> _Given data_
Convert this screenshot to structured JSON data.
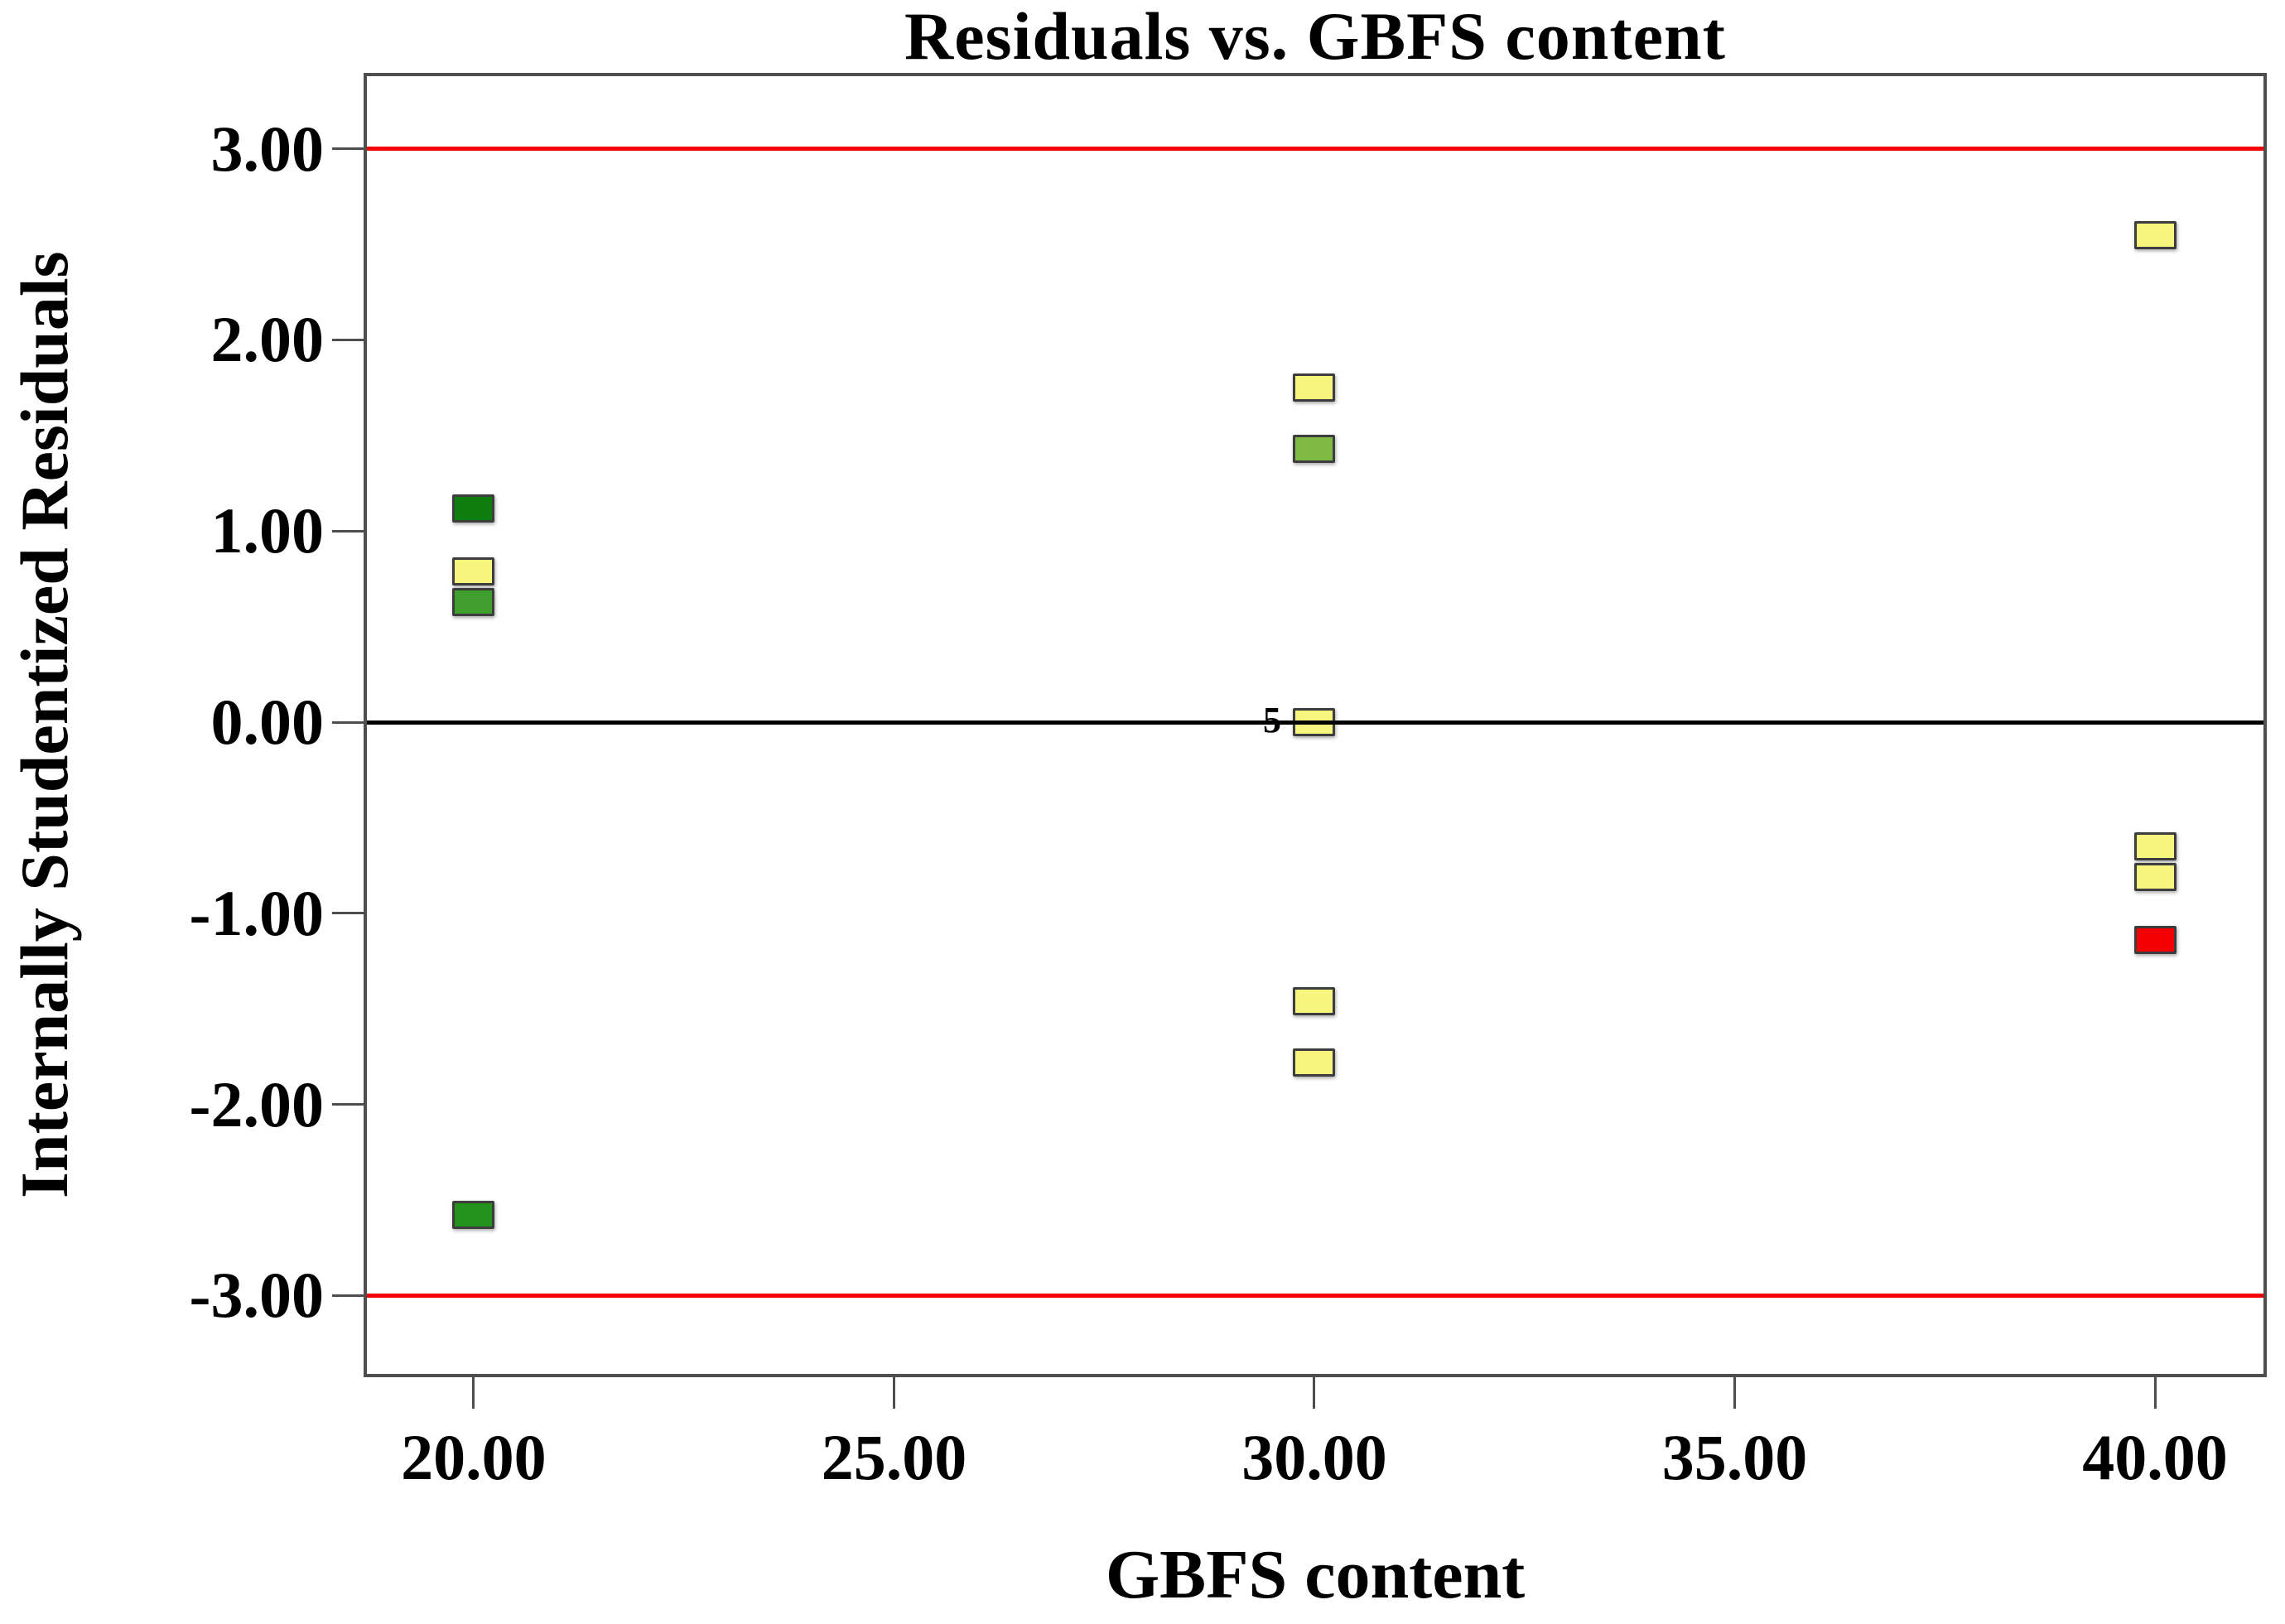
{
  "chart_data": {
    "type": "scatter",
    "title": "Residuals vs. GBFS content",
    "xlabel": "GBFS content",
    "ylabel": "Internally Studentized Residuals",
    "xlim": [
      18.73,
      41.29
    ],
    "ylim": [
      -3.41,
      3.38
    ],
    "grid": false,
    "legend": null,
    "marker": {
      "shape": "square",
      "border_color": "#3d3d3d"
    },
    "x_ticks": [
      {
        "value": 20,
        "label": "20.00"
      },
      {
        "value": 25,
        "label": "25.00"
      },
      {
        "value": 30,
        "label": "30.00"
      },
      {
        "value": 35,
        "label": "35.00"
      },
      {
        "value": 40,
        "label": "40.00"
      }
    ],
    "y_ticks": [
      {
        "value": 3,
        "label": "3.00"
      },
      {
        "value": 2,
        "label": "2.00"
      },
      {
        "value": 1,
        "label": "1.00"
      },
      {
        "value": 0,
        "label": "0.00"
      },
      {
        "value": -1,
        "label": "-1.00"
      },
      {
        "value": -2,
        "label": "-2.00"
      },
      {
        "value": -3,
        "label": "-3.00"
      }
    ],
    "reference_lines": [
      {
        "y": 3,
        "color": "#f40000",
        "name": "upper-limit-line"
      },
      {
        "y": 0,
        "color": "#000000",
        "name": "zero-line"
      },
      {
        "y": -3,
        "color": "#f40000",
        "name": "lower-limit-line"
      }
    ],
    "points": [
      {
        "x": 20,
        "y": 1.12,
        "color": "#0d7d0d"
      },
      {
        "x": 20,
        "y": 0.79,
        "color": "#f6f67e"
      },
      {
        "x": 20,
        "y": 0.63,
        "color": "#3f9e2c"
      },
      {
        "x": 20,
        "y": -2.58,
        "color": "#23921b"
      },
      {
        "x": 30,
        "y": 1.75,
        "color": "#f6f67e"
      },
      {
        "x": 30,
        "y": 1.43,
        "color": "#7fba45"
      },
      {
        "x": 30,
        "y": 0.0,
        "color": "#f6f67e",
        "count_label": "5"
      },
      {
        "x": 30,
        "y": -1.46,
        "color": "#f6f67e"
      },
      {
        "x": 30,
        "y": -1.78,
        "color": "#f6f67e"
      },
      {
        "x": 40,
        "y": 2.55,
        "color": "#f6f67e"
      },
      {
        "x": 40,
        "y": -0.65,
        "color": "#f6f67e"
      },
      {
        "x": 40,
        "y": -0.81,
        "color": "#f6f67e"
      },
      {
        "x": 40,
        "y": -1.14,
        "color": "#f50000"
      }
    ]
  }
}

> _Job_
Pictures in the records above are left out; print everything else exactly as written.

> _Exercise output_
Convert this screenshot to structured JSON data.
{
  "chart_data": {
    "type": "scatter",
    "title": "Residuals vs. GBFS content",
    "xlabel": "GBFS content",
    "ylabel": "Internally Studentized Residuals",
    "xlim": [
      18.73,
      41.29
    ],
    "ylim": [
      -3.41,
      3.38
    ],
    "grid": false,
    "legend": null,
    "marker": {
      "shape": "square",
      "border_color": "#3d3d3d"
    },
    "x_ticks": [
      {
        "value": 20,
        "label": "20.00"
      },
      {
        "value": 25,
        "label": "25.00"
      },
      {
        "value": 30,
        "label": "30.00"
      },
      {
        "value": 35,
        "label": "35.00"
      },
      {
        "value": 40,
        "label": "40.00"
      }
    ],
    "y_ticks": [
      {
        "value": 3,
        "label": "3.00"
      },
      {
        "value": 2,
        "label": "2.00"
      },
      {
        "value": 1,
        "label": "1.00"
      },
      {
        "value": 0,
        "label": "0.00"
      },
      {
        "value": -1,
        "label": "-1.00"
      },
      {
        "value": -2,
        "label": "-2.00"
      },
      {
        "value": -3,
        "label": "-3.00"
      }
    ],
    "reference_lines": [
      {
        "y": 3,
        "color": "#f40000",
        "name": "upper-limit-line"
      },
      {
        "y": 0,
        "color": "#000000",
        "name": "zero-line"
      },
      {
        "y": -3,
        "color": "#f40000",
        "name": "lower-limit-line"
      }
    ],
    "points": [
      {
        "x": 20,
        "y": 1.12,
        "color": "#0d7d0d"
      },
      {
        "x": 20,
        "y": 0.79,
        "color": "#f6f67e"
      },
      {
        "x": 20,
        "y": 0.63,
        "color": "#3f9e2c"
      },
      {
        "x": 20,
        "y": -2.58,
        "color": "#23921b"
      },
      {
        "x": 30,
        "y": 1.75,
        "color": "#f6f67e"
      },
      {
        "x": 30,
        "y": 1.43,
        "color": "#7fba45"
      },
      {
        "x": 30,
        "y": 0.0,
        "color": "#f6f67e",
        "count_label": "5"
      },
      {
        "x": 30,
        "y": -1.46,
        "color": "#f6f67e"
      },
      {
        "x": 30,
        "y": -1.78,
        "color": "#f6f67e"
      },
      {
        "x": 40,
        "y": 2.55,
        "color": "#f6f67e"
      },
      {
        "x": 40,
        "y": -0.65,
        "color": "#f6f67e"
      },
      {
        "x": 40,
        "y": -0.81,
        "color": "#f6f67e"
      },
      {
        "x": 40,
        "y": -1.14,
        "color": "#f50000"
      }
    ]
  }
}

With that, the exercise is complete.